WHAT IS REQUIRED »
The exercise asks for every line of the data to be reproduced exactly.

MATERIAL FOR THIS TASK »
——————————

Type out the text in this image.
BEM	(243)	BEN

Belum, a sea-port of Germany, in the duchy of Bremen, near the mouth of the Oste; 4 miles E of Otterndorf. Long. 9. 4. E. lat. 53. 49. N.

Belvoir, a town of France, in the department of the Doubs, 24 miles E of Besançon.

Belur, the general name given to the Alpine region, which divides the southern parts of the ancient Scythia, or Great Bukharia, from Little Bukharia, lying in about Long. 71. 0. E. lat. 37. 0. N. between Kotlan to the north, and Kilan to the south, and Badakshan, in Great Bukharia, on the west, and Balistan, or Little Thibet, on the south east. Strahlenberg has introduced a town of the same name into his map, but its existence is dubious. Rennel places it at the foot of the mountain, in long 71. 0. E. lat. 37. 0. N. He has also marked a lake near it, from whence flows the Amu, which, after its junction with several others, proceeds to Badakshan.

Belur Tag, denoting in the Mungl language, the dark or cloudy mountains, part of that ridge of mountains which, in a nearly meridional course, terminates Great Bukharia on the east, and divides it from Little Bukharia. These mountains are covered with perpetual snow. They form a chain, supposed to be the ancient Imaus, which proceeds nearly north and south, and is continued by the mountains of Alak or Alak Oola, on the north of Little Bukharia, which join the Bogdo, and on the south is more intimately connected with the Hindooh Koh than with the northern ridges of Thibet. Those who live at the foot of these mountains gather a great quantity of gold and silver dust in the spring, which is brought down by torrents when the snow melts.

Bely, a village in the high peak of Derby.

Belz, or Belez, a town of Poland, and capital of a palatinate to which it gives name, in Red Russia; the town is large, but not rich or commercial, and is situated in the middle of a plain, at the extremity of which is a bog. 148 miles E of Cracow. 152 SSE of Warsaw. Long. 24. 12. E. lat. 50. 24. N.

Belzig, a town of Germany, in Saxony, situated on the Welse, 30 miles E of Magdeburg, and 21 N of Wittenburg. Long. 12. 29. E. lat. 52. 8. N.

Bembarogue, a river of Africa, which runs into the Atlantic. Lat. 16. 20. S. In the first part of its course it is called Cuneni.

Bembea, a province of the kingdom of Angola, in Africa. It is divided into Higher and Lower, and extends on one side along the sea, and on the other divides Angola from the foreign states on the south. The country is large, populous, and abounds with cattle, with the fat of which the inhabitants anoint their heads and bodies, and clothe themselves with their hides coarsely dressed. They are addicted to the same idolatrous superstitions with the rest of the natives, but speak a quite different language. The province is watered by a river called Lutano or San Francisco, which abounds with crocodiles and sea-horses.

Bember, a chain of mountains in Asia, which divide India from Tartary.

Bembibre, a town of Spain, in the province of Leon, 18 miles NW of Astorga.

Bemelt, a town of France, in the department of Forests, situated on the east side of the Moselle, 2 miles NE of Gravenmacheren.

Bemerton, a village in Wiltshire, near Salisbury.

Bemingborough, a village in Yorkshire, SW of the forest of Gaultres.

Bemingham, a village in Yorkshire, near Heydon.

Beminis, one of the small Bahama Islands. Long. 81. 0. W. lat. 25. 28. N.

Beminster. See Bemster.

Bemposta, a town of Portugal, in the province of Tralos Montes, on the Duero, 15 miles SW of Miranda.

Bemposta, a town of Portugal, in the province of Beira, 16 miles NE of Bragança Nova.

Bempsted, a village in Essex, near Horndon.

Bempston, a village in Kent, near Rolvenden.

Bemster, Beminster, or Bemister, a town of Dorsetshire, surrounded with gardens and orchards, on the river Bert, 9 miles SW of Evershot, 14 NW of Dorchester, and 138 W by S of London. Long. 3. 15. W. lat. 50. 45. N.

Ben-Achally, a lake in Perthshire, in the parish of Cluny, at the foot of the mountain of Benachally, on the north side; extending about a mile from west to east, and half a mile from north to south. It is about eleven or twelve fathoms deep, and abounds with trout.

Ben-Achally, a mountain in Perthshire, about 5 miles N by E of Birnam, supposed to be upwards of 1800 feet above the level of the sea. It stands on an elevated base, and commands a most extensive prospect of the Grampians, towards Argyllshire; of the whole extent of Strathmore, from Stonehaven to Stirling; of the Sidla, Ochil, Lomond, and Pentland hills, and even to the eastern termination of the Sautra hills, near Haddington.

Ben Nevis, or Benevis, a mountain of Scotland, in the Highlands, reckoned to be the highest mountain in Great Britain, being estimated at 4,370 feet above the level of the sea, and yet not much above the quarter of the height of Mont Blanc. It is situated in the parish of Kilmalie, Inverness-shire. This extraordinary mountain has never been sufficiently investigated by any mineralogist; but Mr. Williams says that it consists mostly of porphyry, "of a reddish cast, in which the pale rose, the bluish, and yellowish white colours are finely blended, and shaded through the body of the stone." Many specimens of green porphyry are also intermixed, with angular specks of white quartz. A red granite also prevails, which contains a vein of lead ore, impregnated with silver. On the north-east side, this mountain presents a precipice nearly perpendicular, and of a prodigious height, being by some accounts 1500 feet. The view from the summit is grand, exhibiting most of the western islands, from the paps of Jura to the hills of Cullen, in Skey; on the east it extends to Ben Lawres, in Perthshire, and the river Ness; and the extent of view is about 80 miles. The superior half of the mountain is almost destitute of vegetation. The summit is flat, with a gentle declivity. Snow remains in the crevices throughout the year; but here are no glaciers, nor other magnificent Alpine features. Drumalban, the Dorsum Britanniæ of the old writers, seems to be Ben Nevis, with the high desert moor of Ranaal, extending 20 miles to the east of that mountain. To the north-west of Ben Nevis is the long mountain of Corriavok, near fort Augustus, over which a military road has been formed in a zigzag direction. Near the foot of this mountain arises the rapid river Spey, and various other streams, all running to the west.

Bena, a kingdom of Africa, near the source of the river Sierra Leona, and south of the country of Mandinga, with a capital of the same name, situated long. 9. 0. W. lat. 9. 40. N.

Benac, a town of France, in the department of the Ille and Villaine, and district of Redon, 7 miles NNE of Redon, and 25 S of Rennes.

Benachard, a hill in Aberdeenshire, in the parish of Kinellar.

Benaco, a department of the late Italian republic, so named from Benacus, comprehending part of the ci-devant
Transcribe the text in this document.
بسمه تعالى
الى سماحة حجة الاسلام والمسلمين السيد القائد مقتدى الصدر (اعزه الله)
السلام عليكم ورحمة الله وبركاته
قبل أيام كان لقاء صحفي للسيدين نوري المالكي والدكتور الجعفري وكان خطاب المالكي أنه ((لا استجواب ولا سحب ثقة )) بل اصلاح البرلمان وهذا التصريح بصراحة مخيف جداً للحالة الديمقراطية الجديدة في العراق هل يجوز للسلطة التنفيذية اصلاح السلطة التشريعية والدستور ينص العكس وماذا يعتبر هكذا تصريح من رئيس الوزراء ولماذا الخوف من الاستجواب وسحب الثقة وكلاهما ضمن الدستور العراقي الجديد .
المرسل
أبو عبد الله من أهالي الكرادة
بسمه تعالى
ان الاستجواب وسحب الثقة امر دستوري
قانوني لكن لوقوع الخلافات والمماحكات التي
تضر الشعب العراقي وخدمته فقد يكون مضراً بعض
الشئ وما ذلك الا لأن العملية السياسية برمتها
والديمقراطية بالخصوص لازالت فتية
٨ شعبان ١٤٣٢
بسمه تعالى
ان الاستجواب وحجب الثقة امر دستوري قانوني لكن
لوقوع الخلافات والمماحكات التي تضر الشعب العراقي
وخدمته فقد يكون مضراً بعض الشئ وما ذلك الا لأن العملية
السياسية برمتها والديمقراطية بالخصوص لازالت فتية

——————————

ANSWER TO THE EXERCISE »
Type out the text in this image.
BEM	(243)	BEN

Belum, a sea-port of Germany, in the duchy of Bremen, near the mouth of the Oste; 4 miles E of Otterndorf. Long. 9. 4. E. lat. 53. 49. N.

Belvoir, a town of France, in the department of the Doubs, 24 miles E of Besançon.

Belur, the general name given to the Alpine region, which divides the southern parts of the ancient Scythia, or Great Bukharia, from Little Bukharia, lying in about Long. 71. 0. E. lat. 37. 0. N. between Kotlan to the north, and Kilan to the south, and Badakshan, in Great Bukharia, on the west, and Balistan, or Little Thibet, on the south east. Strahlenberg has introduced a town of the same name into his map, but its existence is dubious. Rennel places it at the foot of the mountain, in long 71. 0. E. lat. 37. 0. N. He has also marked a lake near it, from whence flows the Amu, which, after its junction with several others, proceeds to Badakshan.

Belur Tag, denoting in the Mungl language, the dark or cloudy mountains, part of that ridge of mountains which, in a nearly meridional course, terminates Great Bukharia on the east, and divides it from Little Bukharia. These mountains are covered with perpetual snow. They form a chain, supposed to be the ancient Imaus, which proceeds nearly north and south, and is continued by the mountains of Alak or Alak Oola, on the north of Little Bukharia, which join the Bogdo, and on the south is more intimately connected with the Hindooh Koh than with the northern ridges of Thibet. Those who live at the foot of these mountains gather a great quantity of gold and silver dust in the spring, which is brought down by torrents when the snow melts.

Bely, a village in the high peak of Derby.

Belz, or Belez, a town of Poland, and capital of a palatinate to which it gives name, in Red Russia; the town is large, but not rich or commercial, and is situated in the middle of a plain, at the extremity of which is a bog. 148 miles E of Cracow. 152 SSE of Warsaw. Long. 24. 12. E. lat. 50. 24. N.

Belzig, a town of Germany, in Saxony, situated on the Welse, 30 miles E of Magdeburg, and 21 N of Wittenburg. Long. 12. 29. E. lat. 52. 8. N.

Bembarogue, a river of Africa, which runs into the Atlantic. Lat. 16. 20. S. In the first part of its course it is called Cuneni.

Bembea, a province of the kingdom of Angola, in Africa. It is divided into Higher and Lower, and extends on one side along the sea, and on the other divides Angola from the foreign states on the south. The country is large, populous, and abounds with cattle, with the fat of which the inhabitants anoint their heads and bodies, and clothe themselves with their hides coarsely dressed. They are addicted to the same idolatrous superstitions with the rest of the natives, but speak a quite different language. The province is watered by a river called Lutano or San Francisco, which abounds with crocodiles and sea-horses.

Bember, a chain of mountains in Asia, which divide India from Tartary.

Bembibre, a town of Spain, in the province of Leon, 18 miles NW of Astorga.

Bemelt, a town of France, in the department of Forests, situated on the east side of the Moselle, 2 miles NE of Gravenmacheren.

Bemerton, a village in Wiltshire, near Salisbury.

Bemingborough, a village in Yorkshire, SW of the forest of Gaultres.

Bemingham, a village in Yorkshire, near Heydon.

Beminis, one of the small Bahama Islands. Long. 81. 0. W. lat. 25. 28. N.

Beminster. See Bemster.

Bemposta, a town of Portugal, in the province of Tralos Montes, on the Duero, 15 miles SW of Miranda.

Bemposta, a town of Portugal, in the province of Beira, 16 miles NE of Bragança Nova.

Bempsted, a village in Essex, near Horndon.

Bempston, a village in Kent, near Rolvenden.

Bemster, Beminster, or Bemister, a town of Dorsetshire, surrounded with gardens and orchards, on the river Bert, 9 miles SW of Evershot, 14 NW of Dorchester, and 138 W by S of London. Long. 3. 15. W. lat. 50. 45. N.

Ben-Achally, a lake in Perthshire, in the parish of Cluny, at the foot of the mountain of Benachally, on the north side; extending about a mile from west to east, and half a mile from north to south. It is about eleven or twelve fathoms deep, and abounds with trout.

Ben-Achally, a mountain in Perthshire, about 5 miles N by E of Birnam, supposed to be upwards of 1800 feet above the level of the sea. It stands on an elevated base, and commands a most extensive prospect of the Grampians, towards Argyllshire; of the whole extent of Strathmore, from Stonehaven to Stirling; of the Sidla, Ochil, Lomond, and Pentland hills, and even to the eastern termination of the Sautra hills, near Haddington.

Ben Nevis, or Benevis, a mountain of Scotland, in the Highlands, reckoned to be the highest mountain in Great Britain, being estimated at 4,370 feet above the level of the sea, and yet not much above the quarter of the height of Mont Blanc. It is situated in the parish of Kilmalie, Inverness-shire. This extraordinary mountain has never been sufficiently investigated by any mineralogist; but Mr. Williams says that it consists mostly of porphyry, "of a reddish cast, in which the pale rose, the bluish, and yellowish white colours are finely blended, and shaded through the body of the stone." Many specimens of green porphyry are also intermixed, with angular specks of white quartz. A red granite also prevails, which contains a vein of lead ore, impregnated with silver. On the north-east side, this mountain presents a precipice nearly perpendicular, and of a prodigious height, being by some accounts 1500 feet. The view from the summit is grand, exhibiting most of the western islands, from the paps of Jura to the hills of Cullen, in Skey; on the east it extends to Ben Lawres, in Perthshire, and the river Ness; and the extent of view is about 80 miles. The superior half of the mountain is almost destitute of vegetation. The summit is flat, with a gentle declivity. Snow remains in the crevices throughout the year; but here are no glaciers, nor other magnificent Alpine features. Drumalban, the Dorsum Britanniæ of the old writers, seems to be Ben Nevis, with the high desert moor of Ranaal, extending 20 miles to the east of that mountain. To the north-west of Ben Nevis is the long mountain of Corriavok, near fort Augustus, over which a military road has been formed in a zigzag direction. Near the foot of this mountain arises the rapid river Spey, and various other streams, all running to the west.

Bena, a kingdom of Africa, near the source of the river Sierra Leona, and south of the country of Mandinga, with a capital of the same name, situated long. 9. 0. W. lat. 9. 40. N.

Benac, a town of France, in the department of the Ille and Villaine, and district of Redon, 7 miles NNE of Redon, and 25 S of Rennes.

Benachard, a hill in Aberdeenshire, in the parish of Kinellar.

Benaco, a department of the late Italian republic, so named from Benacus, comprehending part of the ci-devant
Transcribe the text in this document.
بسمه تعالى
الى سماحة حجة الاسلام والمسلمين السيد القائد مقتدى الصدر (اعزه الله)
السلام عليكم ورحمة الله وبركاته
قبل أيام كان لقاء صحفي للسيدين نوري المالكي والدكتور الجعفري وكان خطاب المالكي أنه ((لا استجواب ولا سحب ثقة )) بل اصلاح البرلمان وهذا التصريح بصراحة مخيف جداً للحالة الديمقراطية الجديدة في العراق هل يجوز للسلطة التنفيذية اصلاح السلطة التشريعية والدستور ينص العكس وماذا يعتبر هكذا تصريح من رئيس الوزراء ولماذا الخوف من الاستجواب وسحب الثقة وكلاهما ضمن الدستور العراقي الجديد .
المرسل
أبو عبد الله من أهالي الكرادة
بسمه تعالى
ان الاستجواب وسحب الثقة امر دستوري
قانوني لكن لوقوع الخلافات والمماحكات التي
تضر الشعب العراقي وخدمته فقد يكون مضراً بعض
الشئ وما ذلك الا لأن العملية السياسية برمتها
والديمقراطية بالخصوص لازالت فتية
٨ شعبان ١٤٣٢
بسمه تعالى
ان الاستجواب وحجب الثقة امر دستوري قانوني لكن
لوقوع الخلافات والمماحكات التي تضر الشعب العراقي
وخدمته فقد يكون مضراً بعض الشئ وما ذلك الا لأن العملية
السياسية برمتها والديمقراطية بالخصوص لازالت فتية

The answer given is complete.